** start of Stored records **

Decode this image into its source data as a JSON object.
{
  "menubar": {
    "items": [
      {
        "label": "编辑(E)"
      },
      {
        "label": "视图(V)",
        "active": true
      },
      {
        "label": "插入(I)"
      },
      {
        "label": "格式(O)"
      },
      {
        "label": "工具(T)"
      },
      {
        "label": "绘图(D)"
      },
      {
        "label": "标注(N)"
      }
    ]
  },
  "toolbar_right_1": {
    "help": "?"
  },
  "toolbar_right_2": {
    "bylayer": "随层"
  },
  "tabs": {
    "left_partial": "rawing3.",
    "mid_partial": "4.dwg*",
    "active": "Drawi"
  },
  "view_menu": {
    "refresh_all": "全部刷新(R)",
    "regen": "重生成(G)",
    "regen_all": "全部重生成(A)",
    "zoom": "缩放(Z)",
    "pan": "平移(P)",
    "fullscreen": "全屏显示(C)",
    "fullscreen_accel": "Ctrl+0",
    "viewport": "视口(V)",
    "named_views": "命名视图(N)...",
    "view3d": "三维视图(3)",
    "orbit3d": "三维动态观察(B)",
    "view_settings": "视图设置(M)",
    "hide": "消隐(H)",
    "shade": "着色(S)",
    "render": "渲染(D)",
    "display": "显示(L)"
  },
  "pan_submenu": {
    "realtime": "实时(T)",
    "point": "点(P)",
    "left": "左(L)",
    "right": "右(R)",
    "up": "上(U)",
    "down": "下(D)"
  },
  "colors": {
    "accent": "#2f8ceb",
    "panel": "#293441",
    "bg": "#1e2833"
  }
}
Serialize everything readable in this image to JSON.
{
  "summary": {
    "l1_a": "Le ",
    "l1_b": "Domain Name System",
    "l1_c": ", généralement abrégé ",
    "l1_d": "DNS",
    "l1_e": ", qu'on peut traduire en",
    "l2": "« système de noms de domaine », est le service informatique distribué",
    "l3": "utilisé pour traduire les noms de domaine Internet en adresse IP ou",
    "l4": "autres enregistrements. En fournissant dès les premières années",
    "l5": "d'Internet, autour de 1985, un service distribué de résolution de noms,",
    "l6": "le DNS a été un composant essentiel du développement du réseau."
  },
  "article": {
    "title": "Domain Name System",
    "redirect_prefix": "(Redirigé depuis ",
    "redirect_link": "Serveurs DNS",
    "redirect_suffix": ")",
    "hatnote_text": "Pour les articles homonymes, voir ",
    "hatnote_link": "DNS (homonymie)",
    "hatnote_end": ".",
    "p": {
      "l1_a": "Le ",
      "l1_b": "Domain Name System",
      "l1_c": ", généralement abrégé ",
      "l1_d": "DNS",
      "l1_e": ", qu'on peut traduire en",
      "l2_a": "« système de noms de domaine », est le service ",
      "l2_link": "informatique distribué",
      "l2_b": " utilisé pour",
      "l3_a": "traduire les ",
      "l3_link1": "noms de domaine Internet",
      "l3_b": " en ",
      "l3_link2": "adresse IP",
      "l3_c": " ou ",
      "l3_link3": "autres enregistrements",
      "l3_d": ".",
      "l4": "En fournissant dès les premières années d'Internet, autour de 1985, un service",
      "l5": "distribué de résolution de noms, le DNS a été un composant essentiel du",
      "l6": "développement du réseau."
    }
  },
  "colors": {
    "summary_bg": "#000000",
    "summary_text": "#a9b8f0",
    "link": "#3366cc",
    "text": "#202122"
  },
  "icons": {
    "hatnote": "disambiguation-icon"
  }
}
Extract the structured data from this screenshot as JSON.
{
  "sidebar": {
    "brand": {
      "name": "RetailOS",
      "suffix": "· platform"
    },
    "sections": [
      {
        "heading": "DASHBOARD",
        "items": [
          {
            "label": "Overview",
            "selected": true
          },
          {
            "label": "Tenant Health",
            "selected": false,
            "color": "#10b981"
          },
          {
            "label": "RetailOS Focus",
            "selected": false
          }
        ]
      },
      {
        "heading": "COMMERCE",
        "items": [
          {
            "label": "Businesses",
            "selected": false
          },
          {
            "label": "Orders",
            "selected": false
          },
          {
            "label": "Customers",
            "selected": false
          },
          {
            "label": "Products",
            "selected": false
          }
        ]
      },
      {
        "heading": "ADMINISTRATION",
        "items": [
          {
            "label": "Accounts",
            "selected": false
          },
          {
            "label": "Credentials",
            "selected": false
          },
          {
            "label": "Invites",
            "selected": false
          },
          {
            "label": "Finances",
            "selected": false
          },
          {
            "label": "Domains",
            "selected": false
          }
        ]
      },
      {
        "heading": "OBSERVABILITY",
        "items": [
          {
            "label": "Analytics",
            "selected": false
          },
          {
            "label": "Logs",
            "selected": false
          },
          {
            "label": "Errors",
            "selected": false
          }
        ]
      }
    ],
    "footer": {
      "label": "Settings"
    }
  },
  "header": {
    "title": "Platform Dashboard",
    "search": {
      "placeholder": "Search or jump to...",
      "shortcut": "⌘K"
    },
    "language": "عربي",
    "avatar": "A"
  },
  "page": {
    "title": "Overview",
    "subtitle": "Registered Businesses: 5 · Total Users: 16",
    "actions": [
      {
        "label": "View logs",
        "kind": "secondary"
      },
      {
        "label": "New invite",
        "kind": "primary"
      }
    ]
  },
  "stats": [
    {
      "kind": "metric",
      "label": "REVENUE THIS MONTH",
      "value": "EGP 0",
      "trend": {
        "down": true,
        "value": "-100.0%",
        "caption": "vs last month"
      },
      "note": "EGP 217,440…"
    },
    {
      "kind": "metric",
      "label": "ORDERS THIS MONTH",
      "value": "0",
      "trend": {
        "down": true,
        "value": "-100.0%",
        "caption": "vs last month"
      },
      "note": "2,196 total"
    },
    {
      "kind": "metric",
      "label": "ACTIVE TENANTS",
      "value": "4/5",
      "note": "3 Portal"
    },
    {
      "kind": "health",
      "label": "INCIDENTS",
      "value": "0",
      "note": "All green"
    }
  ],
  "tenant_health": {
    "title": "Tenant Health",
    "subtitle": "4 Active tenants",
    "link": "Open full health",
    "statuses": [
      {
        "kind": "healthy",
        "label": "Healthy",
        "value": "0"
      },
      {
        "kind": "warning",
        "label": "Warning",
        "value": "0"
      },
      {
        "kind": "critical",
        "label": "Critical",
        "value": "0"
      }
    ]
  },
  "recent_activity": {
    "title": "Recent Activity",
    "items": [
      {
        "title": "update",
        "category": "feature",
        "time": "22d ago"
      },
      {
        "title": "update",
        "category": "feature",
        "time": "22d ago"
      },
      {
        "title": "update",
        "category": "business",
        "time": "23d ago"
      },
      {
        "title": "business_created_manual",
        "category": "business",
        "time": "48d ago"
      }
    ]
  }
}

** end of Stored records **

▶ Exercise details
Show the lines from the data above that contain the string "système".

▶ Exercise output
    "l2": "« système de noms de domaine », est le service informatique distribué",
      "l2_a": "« système de noms de domaine », est le service ",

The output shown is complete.